* **EXERCISE INSTRUCTIONS**
Determine the number of lines in the data that include the word "منجر", and write only that number.

* **DATA**
++++

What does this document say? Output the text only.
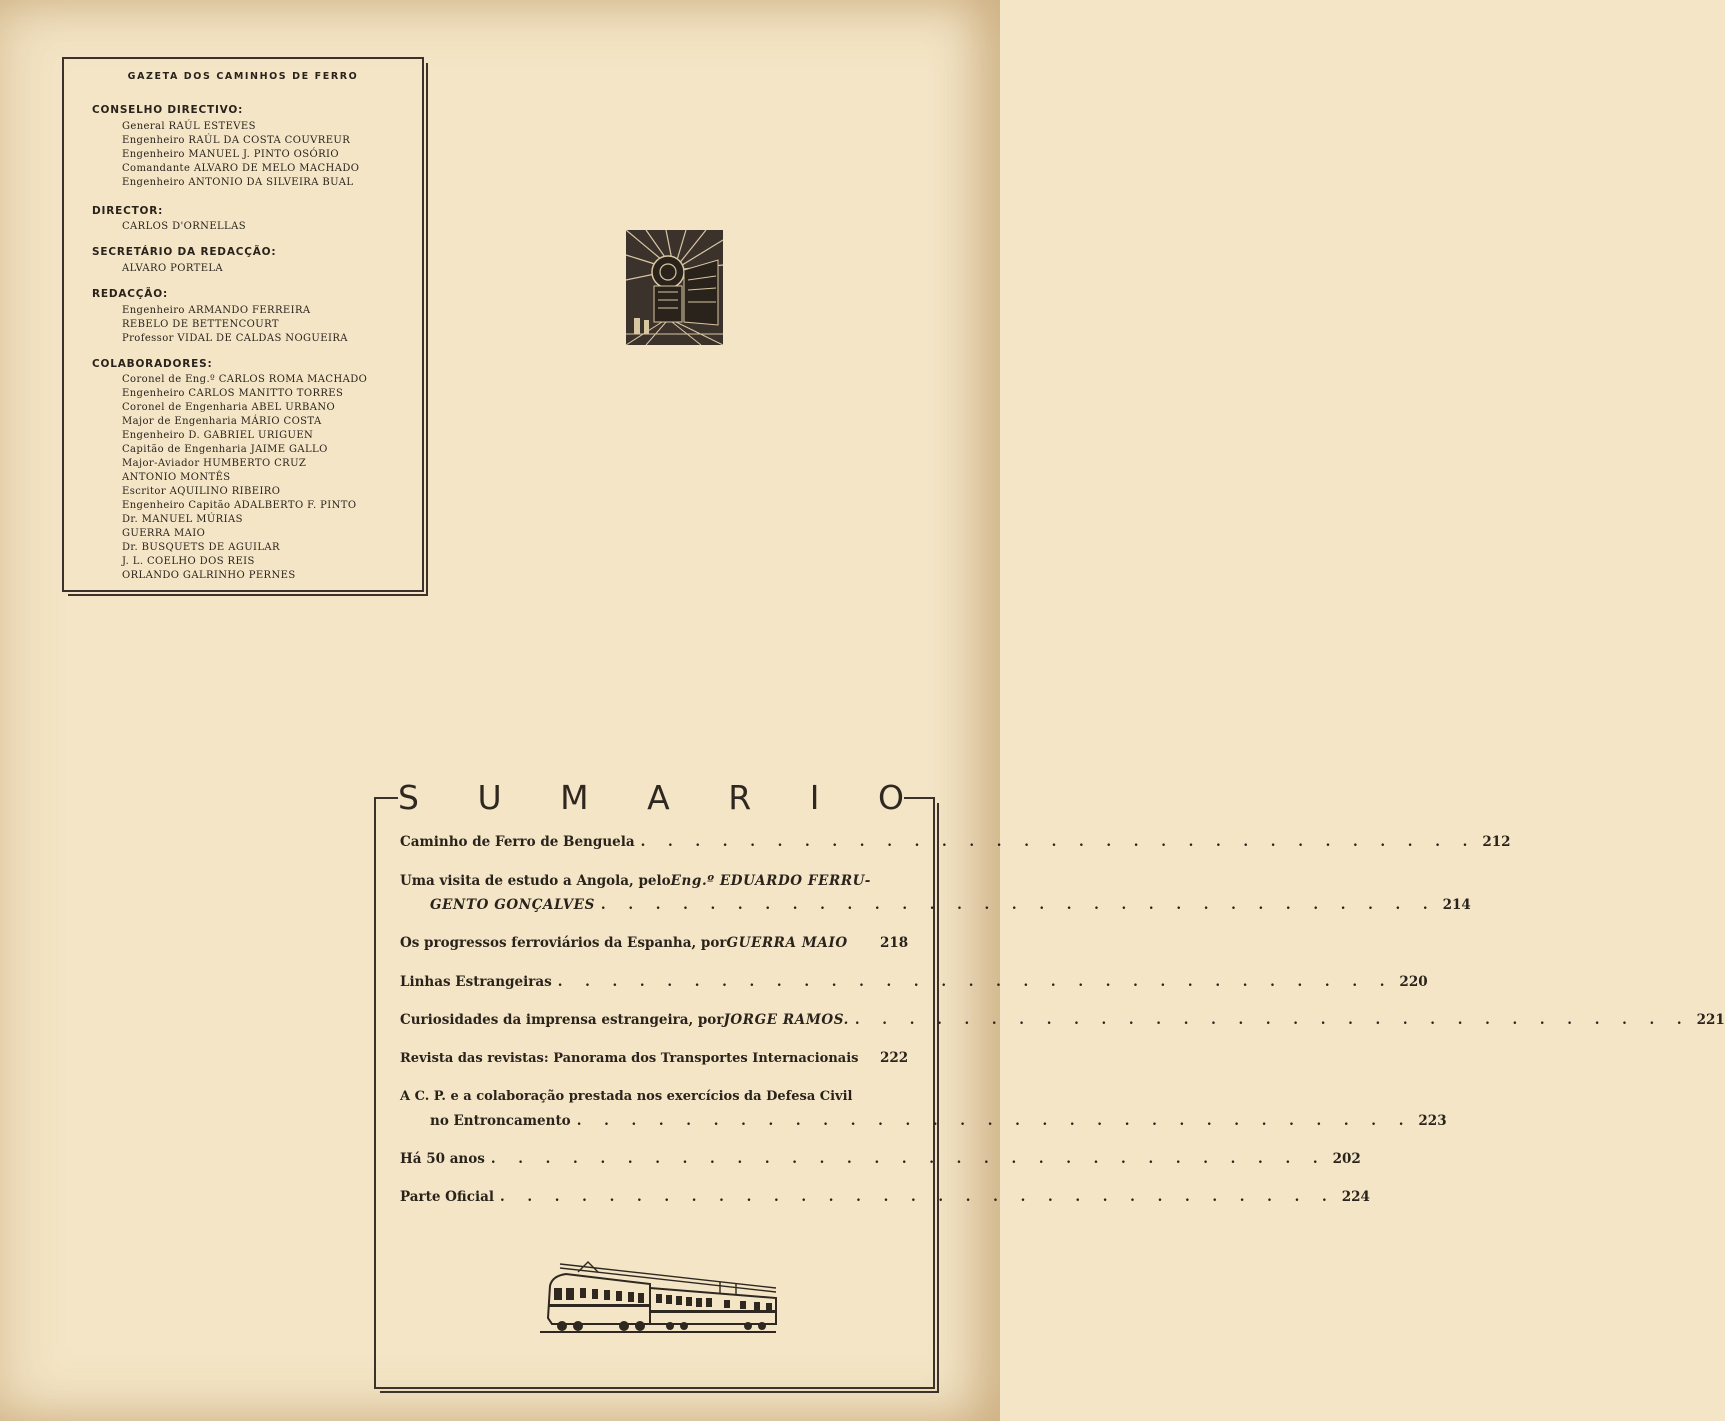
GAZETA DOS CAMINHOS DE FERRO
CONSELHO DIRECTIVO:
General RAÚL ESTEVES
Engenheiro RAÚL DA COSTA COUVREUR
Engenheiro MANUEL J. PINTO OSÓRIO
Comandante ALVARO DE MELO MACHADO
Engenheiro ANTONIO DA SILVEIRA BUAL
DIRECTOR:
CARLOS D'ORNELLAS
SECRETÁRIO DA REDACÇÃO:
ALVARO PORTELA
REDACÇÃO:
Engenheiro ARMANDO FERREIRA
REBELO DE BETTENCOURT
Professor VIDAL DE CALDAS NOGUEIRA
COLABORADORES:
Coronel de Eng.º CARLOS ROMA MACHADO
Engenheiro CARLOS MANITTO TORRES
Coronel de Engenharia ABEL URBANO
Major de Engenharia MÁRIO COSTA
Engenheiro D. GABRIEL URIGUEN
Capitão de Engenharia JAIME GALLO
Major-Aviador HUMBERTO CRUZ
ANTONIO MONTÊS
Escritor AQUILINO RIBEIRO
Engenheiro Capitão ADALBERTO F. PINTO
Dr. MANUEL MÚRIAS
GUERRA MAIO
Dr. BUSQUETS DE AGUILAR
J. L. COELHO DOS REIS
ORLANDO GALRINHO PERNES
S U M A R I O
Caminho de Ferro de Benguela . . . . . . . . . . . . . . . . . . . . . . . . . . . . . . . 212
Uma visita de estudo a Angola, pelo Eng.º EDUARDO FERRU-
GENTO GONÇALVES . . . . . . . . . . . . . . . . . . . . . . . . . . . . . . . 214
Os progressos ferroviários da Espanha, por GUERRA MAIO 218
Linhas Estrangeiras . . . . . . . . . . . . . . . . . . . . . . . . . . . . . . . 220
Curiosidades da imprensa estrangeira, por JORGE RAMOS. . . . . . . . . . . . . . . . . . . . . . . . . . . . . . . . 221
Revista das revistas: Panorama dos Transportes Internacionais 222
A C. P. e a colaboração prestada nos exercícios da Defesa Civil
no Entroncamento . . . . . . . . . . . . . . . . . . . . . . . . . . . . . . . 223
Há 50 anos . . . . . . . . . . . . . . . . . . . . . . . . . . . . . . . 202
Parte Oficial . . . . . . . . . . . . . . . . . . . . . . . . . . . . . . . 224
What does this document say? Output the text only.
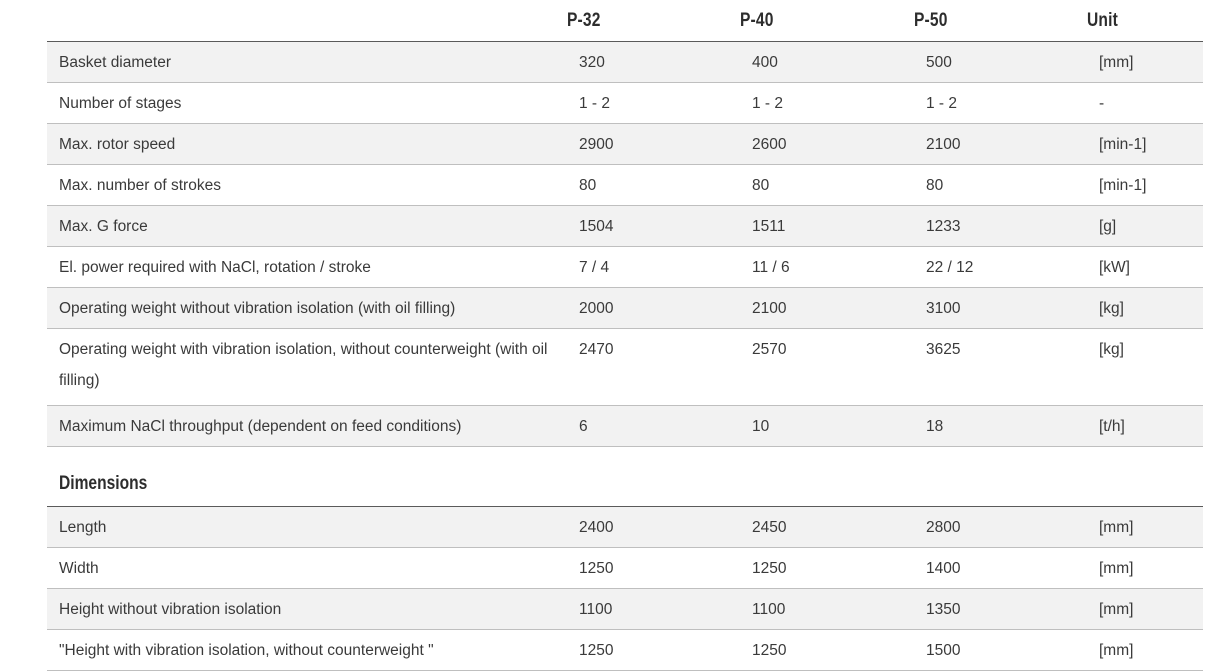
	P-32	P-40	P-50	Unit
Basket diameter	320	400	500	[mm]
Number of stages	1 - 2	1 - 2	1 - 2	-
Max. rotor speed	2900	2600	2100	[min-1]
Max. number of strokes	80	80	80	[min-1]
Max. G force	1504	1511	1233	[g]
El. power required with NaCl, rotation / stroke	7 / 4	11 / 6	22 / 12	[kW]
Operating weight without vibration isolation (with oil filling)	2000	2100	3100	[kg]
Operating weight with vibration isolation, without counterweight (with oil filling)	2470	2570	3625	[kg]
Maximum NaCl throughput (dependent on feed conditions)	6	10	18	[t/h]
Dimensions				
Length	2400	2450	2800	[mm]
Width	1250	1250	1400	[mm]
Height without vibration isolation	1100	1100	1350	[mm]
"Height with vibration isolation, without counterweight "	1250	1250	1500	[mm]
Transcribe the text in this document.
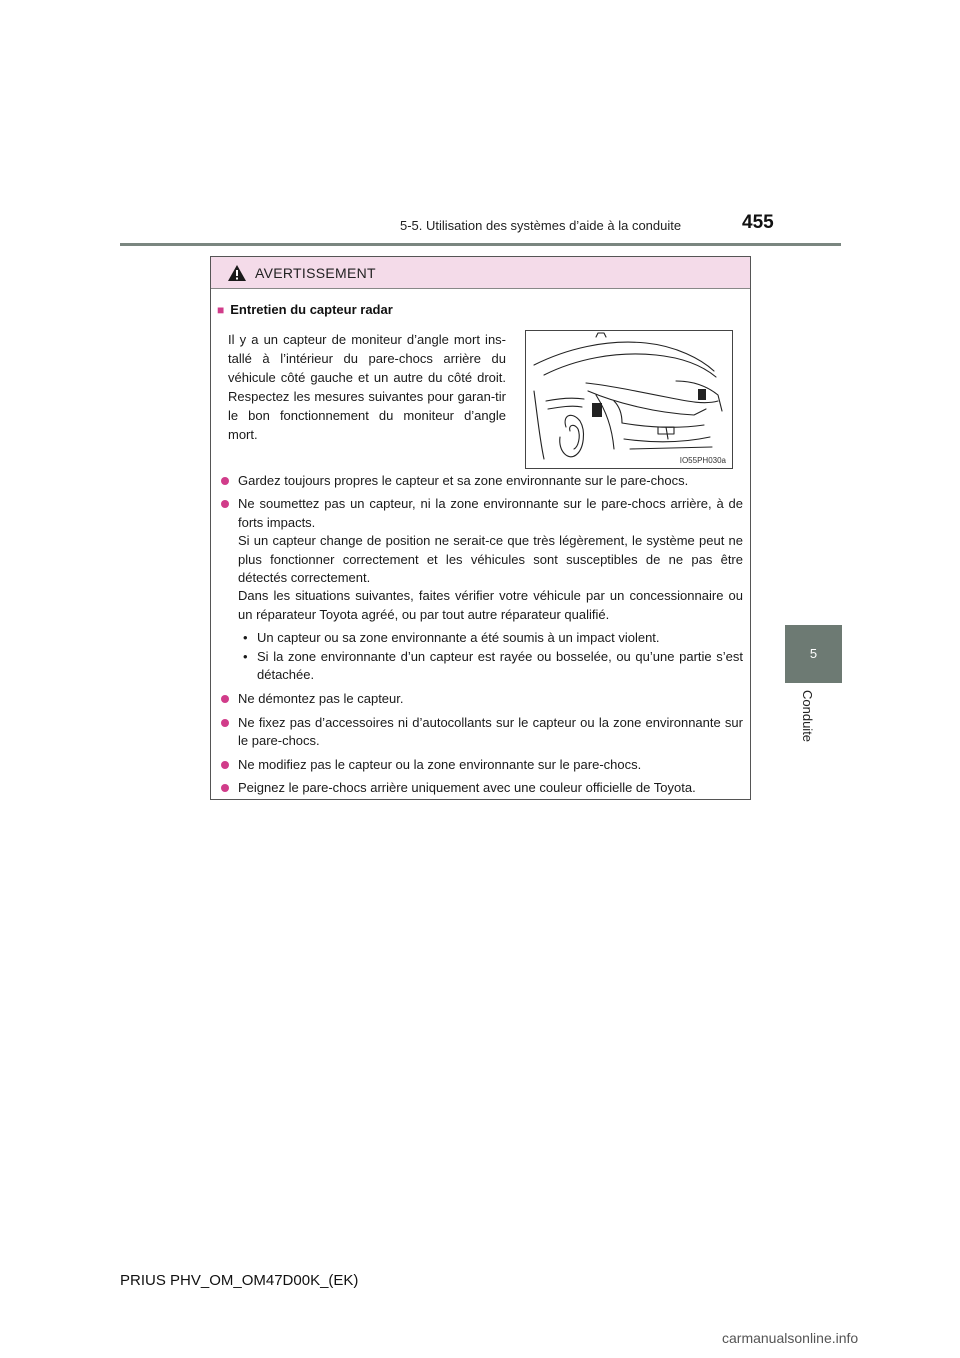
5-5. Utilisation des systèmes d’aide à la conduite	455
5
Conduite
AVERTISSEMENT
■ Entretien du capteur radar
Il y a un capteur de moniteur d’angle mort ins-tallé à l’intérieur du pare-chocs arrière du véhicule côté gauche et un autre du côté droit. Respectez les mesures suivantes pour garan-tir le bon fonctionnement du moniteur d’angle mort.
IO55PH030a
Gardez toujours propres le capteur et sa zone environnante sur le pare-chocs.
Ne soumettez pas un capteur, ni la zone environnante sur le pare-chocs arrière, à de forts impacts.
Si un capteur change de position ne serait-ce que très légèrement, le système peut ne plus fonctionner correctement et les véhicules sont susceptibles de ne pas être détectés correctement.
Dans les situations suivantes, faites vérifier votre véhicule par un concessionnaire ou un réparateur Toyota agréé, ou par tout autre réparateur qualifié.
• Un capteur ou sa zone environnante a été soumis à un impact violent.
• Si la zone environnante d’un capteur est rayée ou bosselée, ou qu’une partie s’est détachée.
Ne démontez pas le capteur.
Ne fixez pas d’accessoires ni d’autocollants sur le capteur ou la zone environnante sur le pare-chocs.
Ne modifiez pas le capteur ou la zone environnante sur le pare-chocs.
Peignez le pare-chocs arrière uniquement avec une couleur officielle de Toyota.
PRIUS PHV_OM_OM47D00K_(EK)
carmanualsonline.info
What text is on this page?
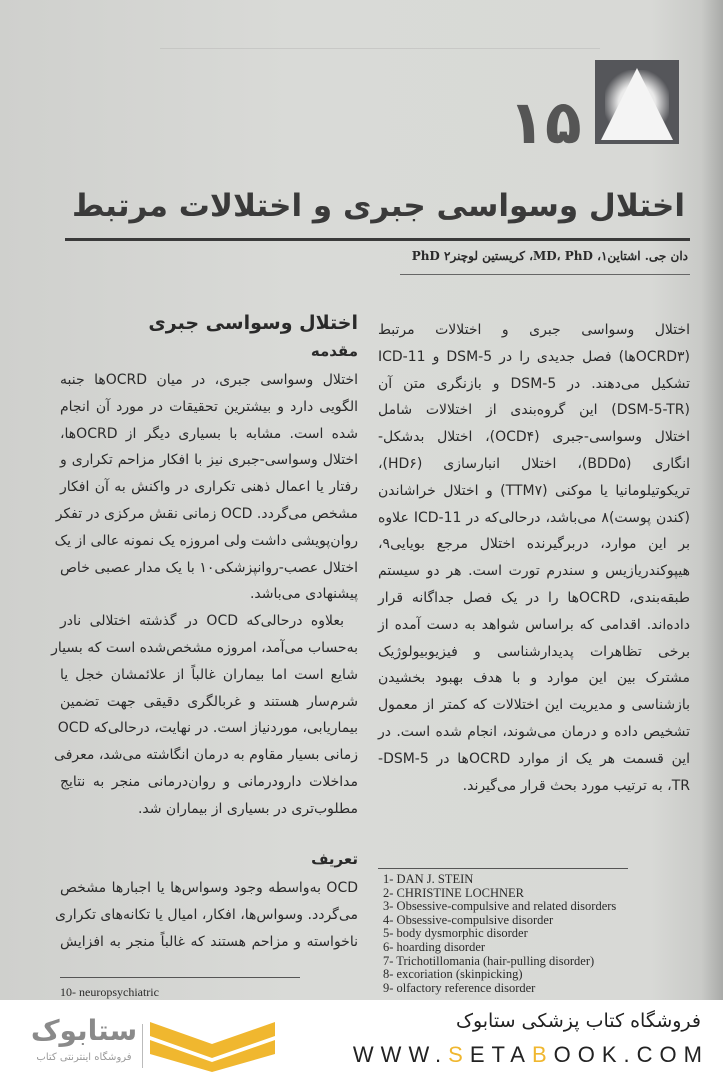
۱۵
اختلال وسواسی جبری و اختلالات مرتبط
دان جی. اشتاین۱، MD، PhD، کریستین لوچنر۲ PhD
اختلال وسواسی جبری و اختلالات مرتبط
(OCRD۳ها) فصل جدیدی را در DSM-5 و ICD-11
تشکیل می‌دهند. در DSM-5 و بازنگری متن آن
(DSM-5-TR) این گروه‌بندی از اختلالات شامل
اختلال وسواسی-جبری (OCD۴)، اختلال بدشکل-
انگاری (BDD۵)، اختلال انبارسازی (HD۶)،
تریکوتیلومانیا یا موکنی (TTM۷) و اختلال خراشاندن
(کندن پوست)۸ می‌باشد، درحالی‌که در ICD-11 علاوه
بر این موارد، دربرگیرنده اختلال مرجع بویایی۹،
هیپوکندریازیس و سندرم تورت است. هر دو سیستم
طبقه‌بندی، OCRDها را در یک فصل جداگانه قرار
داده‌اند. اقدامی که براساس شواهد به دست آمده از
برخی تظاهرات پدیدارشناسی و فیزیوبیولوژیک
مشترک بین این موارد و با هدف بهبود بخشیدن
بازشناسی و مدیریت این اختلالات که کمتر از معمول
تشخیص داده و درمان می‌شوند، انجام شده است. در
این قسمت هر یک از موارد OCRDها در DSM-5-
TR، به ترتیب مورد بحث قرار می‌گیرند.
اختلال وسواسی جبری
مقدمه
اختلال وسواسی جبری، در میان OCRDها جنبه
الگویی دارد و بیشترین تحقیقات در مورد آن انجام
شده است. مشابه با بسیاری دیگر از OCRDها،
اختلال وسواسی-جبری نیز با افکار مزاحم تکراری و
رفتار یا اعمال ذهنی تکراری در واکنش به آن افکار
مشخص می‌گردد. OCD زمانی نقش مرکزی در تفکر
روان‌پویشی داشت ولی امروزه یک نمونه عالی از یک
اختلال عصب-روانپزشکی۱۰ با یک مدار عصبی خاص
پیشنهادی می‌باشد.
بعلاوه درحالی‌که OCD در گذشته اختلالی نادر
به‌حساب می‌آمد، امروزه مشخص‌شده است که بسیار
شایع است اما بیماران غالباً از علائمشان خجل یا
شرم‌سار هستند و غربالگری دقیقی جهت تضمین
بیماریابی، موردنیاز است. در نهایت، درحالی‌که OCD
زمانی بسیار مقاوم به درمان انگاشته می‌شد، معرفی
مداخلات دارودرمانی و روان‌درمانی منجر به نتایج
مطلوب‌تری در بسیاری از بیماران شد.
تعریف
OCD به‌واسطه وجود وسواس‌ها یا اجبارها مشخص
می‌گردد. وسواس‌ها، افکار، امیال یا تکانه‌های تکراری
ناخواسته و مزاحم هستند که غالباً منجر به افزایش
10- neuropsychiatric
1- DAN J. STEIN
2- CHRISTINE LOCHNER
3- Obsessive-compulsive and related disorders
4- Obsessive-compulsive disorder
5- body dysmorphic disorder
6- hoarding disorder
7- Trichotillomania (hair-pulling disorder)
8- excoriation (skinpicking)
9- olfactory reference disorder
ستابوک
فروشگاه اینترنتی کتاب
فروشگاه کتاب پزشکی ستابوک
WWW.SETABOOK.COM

++++

* **REPLY**
2